* start *

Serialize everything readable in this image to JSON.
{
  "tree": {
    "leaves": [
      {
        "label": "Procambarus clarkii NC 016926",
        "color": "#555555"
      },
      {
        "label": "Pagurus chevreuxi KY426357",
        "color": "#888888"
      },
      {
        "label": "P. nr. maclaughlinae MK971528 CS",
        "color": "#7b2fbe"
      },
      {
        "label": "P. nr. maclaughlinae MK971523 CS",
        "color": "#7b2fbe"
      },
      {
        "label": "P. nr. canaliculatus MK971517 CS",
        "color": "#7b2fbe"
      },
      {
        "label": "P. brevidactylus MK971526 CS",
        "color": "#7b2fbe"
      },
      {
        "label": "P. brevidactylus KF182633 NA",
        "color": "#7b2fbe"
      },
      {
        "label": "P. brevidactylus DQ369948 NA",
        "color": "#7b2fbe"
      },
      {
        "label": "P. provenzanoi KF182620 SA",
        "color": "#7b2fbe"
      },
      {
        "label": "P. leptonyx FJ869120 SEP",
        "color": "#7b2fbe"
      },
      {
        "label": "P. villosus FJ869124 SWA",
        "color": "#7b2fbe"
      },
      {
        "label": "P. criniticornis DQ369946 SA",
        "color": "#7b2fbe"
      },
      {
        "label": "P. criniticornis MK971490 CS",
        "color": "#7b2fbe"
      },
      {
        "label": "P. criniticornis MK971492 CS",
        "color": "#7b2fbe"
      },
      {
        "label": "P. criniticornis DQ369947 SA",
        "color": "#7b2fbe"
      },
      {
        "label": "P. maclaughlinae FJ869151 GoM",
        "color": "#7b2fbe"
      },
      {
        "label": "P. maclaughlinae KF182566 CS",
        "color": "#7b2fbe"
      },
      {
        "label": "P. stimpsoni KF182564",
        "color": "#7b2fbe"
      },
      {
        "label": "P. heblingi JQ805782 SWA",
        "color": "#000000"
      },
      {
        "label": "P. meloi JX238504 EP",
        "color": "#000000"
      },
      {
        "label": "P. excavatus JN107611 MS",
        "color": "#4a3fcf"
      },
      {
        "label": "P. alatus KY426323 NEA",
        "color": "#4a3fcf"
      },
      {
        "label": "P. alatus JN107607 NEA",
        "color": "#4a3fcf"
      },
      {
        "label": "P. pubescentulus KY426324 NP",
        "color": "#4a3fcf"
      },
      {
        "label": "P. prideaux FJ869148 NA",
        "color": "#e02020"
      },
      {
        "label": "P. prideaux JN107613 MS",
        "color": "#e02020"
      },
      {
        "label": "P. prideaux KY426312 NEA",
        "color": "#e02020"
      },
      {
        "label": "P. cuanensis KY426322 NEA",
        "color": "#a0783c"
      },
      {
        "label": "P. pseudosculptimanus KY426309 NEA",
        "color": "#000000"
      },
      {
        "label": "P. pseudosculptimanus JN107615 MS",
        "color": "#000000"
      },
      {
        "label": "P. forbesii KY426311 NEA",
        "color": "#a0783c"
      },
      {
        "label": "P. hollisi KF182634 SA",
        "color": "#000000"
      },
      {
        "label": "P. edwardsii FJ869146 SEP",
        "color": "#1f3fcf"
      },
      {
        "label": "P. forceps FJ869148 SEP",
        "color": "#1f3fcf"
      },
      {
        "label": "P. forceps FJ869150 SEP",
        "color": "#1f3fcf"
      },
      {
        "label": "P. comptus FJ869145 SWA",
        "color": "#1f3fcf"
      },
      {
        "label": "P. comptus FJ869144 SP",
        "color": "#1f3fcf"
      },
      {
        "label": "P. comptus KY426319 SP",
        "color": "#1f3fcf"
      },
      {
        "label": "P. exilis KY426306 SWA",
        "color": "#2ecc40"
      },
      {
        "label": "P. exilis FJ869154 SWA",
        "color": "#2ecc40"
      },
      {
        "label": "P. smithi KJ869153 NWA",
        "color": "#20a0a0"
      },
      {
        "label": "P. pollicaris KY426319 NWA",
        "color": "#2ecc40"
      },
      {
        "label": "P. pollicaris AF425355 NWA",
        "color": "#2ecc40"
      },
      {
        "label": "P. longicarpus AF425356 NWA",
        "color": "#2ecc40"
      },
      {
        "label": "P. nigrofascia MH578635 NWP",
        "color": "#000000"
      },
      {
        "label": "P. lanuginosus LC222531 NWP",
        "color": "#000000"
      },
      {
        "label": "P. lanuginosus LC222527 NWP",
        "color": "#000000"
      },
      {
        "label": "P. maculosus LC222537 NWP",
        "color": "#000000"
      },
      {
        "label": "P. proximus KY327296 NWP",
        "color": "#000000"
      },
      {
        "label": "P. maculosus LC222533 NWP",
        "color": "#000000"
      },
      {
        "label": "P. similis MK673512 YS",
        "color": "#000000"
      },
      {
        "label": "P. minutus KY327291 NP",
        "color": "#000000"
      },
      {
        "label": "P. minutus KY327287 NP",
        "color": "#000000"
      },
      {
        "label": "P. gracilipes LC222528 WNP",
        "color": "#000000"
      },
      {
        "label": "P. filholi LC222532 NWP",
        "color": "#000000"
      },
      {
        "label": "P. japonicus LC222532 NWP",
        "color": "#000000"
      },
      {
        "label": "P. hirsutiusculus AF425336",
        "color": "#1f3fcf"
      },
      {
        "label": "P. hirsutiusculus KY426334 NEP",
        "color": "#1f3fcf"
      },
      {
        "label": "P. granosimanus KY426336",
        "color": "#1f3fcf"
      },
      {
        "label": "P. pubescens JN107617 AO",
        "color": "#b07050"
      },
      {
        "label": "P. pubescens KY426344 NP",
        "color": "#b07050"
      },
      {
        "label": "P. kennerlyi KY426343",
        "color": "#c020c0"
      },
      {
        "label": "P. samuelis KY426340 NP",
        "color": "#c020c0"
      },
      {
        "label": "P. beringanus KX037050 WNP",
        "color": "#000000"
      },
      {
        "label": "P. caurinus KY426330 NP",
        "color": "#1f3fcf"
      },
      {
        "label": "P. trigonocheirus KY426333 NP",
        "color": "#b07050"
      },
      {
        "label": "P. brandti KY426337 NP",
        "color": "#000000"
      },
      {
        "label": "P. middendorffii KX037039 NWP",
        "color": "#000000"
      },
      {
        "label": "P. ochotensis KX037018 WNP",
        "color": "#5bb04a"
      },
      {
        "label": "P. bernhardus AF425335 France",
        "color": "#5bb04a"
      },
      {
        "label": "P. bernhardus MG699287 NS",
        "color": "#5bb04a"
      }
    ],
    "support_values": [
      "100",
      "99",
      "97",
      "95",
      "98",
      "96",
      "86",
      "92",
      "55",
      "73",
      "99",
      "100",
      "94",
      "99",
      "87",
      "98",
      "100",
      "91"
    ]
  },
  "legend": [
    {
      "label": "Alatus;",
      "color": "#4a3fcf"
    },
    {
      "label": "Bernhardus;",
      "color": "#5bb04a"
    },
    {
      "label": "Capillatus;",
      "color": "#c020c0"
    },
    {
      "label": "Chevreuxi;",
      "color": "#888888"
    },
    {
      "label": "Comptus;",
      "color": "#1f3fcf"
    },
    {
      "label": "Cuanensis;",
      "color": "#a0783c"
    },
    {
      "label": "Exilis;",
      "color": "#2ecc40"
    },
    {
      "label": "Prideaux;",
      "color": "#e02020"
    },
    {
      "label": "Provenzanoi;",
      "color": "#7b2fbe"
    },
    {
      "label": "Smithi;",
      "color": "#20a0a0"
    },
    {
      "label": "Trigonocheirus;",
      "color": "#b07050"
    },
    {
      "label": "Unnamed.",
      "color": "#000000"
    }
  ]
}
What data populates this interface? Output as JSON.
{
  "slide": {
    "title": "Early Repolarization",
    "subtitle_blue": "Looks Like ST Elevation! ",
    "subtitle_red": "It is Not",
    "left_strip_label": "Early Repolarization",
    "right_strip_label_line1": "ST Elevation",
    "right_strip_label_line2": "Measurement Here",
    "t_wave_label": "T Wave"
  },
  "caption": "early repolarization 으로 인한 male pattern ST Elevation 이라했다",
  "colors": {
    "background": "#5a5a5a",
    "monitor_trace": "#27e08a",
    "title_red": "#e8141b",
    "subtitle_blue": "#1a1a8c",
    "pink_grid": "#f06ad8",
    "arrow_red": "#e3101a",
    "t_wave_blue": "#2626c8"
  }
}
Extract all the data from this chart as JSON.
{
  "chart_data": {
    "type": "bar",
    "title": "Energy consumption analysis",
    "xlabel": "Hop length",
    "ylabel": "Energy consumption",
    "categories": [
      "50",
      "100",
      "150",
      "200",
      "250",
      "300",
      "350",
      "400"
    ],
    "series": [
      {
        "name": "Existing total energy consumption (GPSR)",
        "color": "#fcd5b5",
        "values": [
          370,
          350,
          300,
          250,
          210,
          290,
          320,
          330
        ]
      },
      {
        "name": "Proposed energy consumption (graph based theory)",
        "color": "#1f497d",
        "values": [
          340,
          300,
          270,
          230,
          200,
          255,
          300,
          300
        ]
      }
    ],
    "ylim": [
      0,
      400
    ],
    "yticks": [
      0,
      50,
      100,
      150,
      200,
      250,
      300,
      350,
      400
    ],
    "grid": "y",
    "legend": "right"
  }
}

* end *

:: Direction ::
Copy every line above that includes the string "criniticornis".

:: Answer to the task ::
        "label": "P. criniticornis DQ369946 SA",
        "label": "P. criniticornis MK971490 CS",
        "label": "P. criniticornis MK971492 CS",
        "label": "P. criniticornis DQ369947 SA",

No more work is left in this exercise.